→ **EXERCISE GOAL**:
Copy out the entries below in full and exactly.

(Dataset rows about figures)
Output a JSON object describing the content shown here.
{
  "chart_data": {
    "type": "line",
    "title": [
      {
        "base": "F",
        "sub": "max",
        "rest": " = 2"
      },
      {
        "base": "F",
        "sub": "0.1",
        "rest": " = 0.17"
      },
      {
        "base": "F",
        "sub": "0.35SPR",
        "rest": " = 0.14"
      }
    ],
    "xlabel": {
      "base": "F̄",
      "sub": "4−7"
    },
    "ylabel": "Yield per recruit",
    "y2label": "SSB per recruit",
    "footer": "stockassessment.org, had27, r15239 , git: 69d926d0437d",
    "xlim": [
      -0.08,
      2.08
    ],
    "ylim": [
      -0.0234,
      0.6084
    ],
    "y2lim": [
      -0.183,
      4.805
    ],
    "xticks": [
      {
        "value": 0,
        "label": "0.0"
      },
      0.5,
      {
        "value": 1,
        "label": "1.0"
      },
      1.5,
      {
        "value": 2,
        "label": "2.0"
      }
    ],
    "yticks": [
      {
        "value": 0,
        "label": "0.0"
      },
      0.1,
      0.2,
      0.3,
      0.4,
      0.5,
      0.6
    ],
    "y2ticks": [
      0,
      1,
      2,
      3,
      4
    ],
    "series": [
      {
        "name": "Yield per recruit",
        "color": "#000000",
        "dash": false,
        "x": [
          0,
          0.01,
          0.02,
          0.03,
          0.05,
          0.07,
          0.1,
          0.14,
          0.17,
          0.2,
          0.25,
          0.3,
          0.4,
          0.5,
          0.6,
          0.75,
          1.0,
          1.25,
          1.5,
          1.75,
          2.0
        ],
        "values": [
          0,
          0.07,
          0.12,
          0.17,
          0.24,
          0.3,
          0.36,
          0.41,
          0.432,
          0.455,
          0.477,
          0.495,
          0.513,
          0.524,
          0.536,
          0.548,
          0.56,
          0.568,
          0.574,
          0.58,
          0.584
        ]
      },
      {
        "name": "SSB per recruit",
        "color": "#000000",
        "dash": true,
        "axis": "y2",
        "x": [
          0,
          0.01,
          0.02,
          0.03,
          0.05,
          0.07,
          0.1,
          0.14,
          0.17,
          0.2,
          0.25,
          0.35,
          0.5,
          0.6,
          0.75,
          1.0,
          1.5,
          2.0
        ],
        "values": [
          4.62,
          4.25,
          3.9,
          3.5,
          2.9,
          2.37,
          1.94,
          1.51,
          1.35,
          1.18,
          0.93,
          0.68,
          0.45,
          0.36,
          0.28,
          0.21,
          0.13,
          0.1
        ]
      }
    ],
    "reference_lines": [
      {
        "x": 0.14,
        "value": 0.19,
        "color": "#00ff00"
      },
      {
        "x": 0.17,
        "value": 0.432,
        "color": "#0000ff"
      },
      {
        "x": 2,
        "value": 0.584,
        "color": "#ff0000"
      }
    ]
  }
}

→ **WORKED SOLUTION**:
Output a JSON object describing the content shown here.
{
  "chart_data": {
    "type": "line",
    "title": [
      {
        "base": "F",
        "sub": "max",
        "rest": " = 2"
      },
      {
        "base": "F",
        "sub": "0.1",
        "rest": " = 0.17"
      },
      {
        "base": "F",
        "sub": "0.35SPR",
        "rest": " = 0.14"
      }
    ],
    "xlabel": {
      "base": "F̄",
      "sub": "4−7"
    },
    "ylabel": "Yield per recruit",
    "y2label": "SSB per recruit",
    "footer": "stockassessment.org, had27, r15239 , git: 69d926d0437d",
    "xlim": [
      -0.08,
      2.08
    ],
    "ylim": [
      -0.0234,
      0.6084
    ],
    "y2lim": [
      -0.183,
      4.805
    ],
    "xticks": [
      {
        "value": 0,
        "label": "0.0"
      },
      0.5,
      {
        "value": 1,
        "label": "1.0"
      },
      1.5,
      {
        "value": 2,
        "label": "2.0"
      }
    ],
    "yticks": [
      {
        "value": 0,
        "label": "0.0"
      },
      0.1,
      0.2,
      0.3,
      0.4,
      0.5,
      0.6
    ],
    "y2ticks": [
      0,
      1,
      2,
      3,
      4
    ],
    "series": [
      {
        "name": "Yield per recruit",
        "color": "#000000",
        "dash": false,
        "x": [
          0,
          0.01,
          0.02,
          0.03,
          0.05,
          0.07,
          0.1,
          0.14,
          0.17,
          0.2,
          0.25,
          0.3,
          0.4,
          0.5,
          0.6,
          0.75,
          1.0,
          1.25,
          1.5,
          1.75,
          2.0
        ],
        "values": [
          0,
          0.07,
          0.12,
          0.17,
          0.24,
          0.3,
          0.36,
          0.41,
          0.432,
          0.455,
          0.477,
          0.495,
          0.513,
          0.524,
          0.536,
          0.548,
          0.56,
          0.568,
          0.574,
          0.58,
          0.584
        ]
      },
      {
        "name": "SSB per recruit",
        "color": "#000000",
        "dash": true,
        "axis": "y2",
        "x": [
          0,
          0.01,
          0.02,
          0.03,
          0.05,
          0.07,
          0.1,
          0.14,
          0.17,
          0.2,
          0.25,
          0.35,
          0.5,
          0.6,
          0.75,
          1.0,
          1.5,
          2.0
        ],
        "values": [
          4.62,
          4.25,
          3.9,
          3.5,
          2.9,
          2.37,
          1.94,
          1.51,
          1.35,
          1.18,
          0.93,
          0.68,
          0.45,
          0.36,
          0.28,
          0.21,
          0.13,
          0.1
        ]
      }
    ],
    "reference_lines": [
      {
        "x": 0.14,
        "value": 0.19,
        "color": "#00ff00"
      },
      {
        "x": 0.17,
        "value": 0.432,
        "color": "#0000ff"
      },
      {
        "x": 2,
        "value": 0.584,
        "color": "#ff0000"
      }
    ]
  }
}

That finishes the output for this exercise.